[AIM]: Omit the images. Copy each entry word for word.

[Dataset items]:
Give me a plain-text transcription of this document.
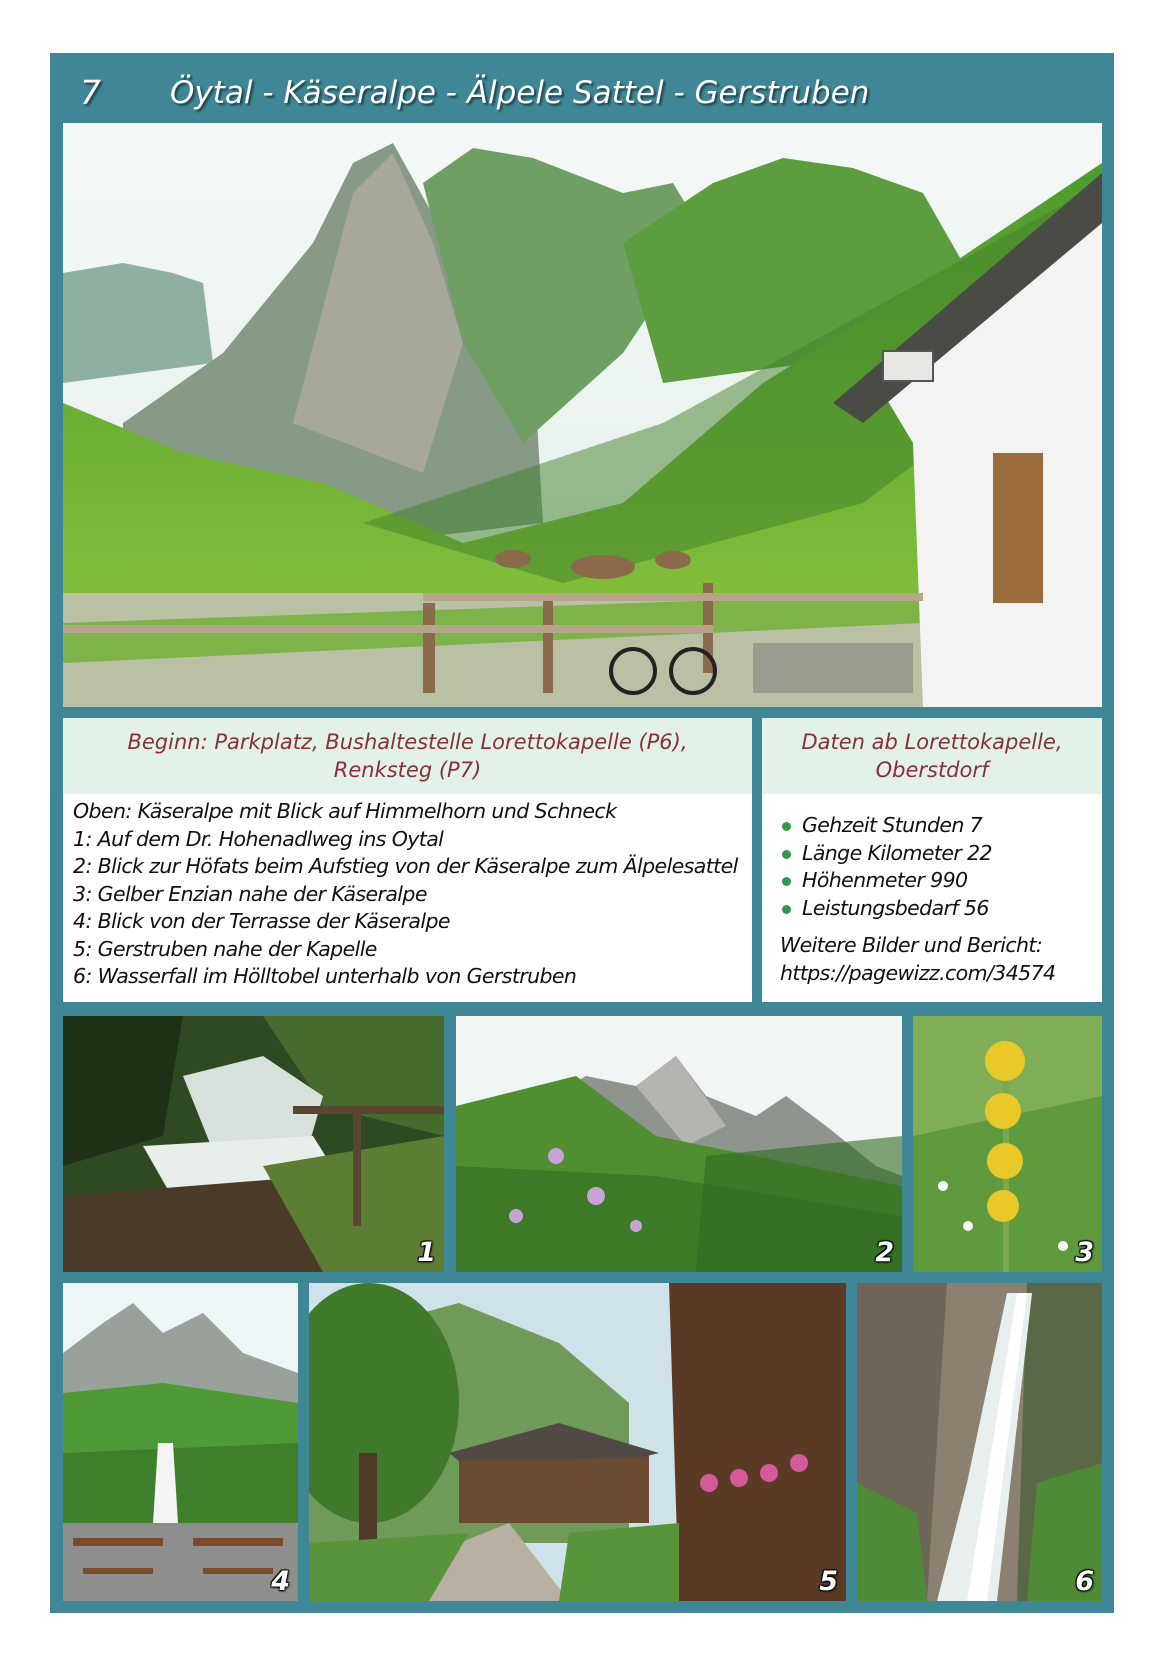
7	Öytal - Käseralpe - Älpele Sattel - Gerstruben
Beginn: Parkplatz, Bushaltestelle Lorettokapelle (P6),
Renksteg (P7)
Oben: Käseralpe mit Blick auf Himmelhorn und Schneck
1: Auf dem Dr. Hohenadlweg ins Oytal
2: Blick zur Höfats beim Aufstieg von der Käseralpe zum Älpelesattel
3: Gelber Enzian nahe der Käseralpe
4: Blick von der Terrasse der Käseralpe
5: Gerstruben nahe der Kapelle
6: Wasserfall im Hölltobel unterhalb von Gerstruben
Daten ab Lorettokapelle,
Oberstdorf
Gehzeit Stunden 7
Länge Kilometer 22
Höhenmeter 990
Leistungsbedarf 56
Weitere Bilder und Bericht:
https://pagewizz.com/34574
1	2	3
4	5	6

[EXERCISE SOLUTION]:
Give me a plain-text transcription of this document.
7	Öytal - Käseralpe - Älpele Sattel - Gerstruben
Beginn: Parkplatz, Bushaltestelle Lorettokapelle (P6),
Renksteg (P7)
Oben: Käseralpe mit Blick auf Himmelhorn und Schneck
1: Auf dem Dr. Hohenadlweg ins Oytal
2: Blick zur Höfats beim Aufstieg von der Käseralpe zum Älpelesattel
3: Gelber Enzian nahe der Käseralpe
4: Blick von der Terrasse der Käseralpe
5: Gerstruben nahe der Kapelle
6: Wasserfall im Hölltobel unterhalb von Gerstruben
Daten ab Lorettokapelle,
Oberstdorf
Gehzeit Stunden 7
Länge Kilometer 22
Höhenmeter 990
Leistungsbedarf 56
Weitere Bilder und Bericht:
https://pagewizz.com/34574
1	2	3
4	5	6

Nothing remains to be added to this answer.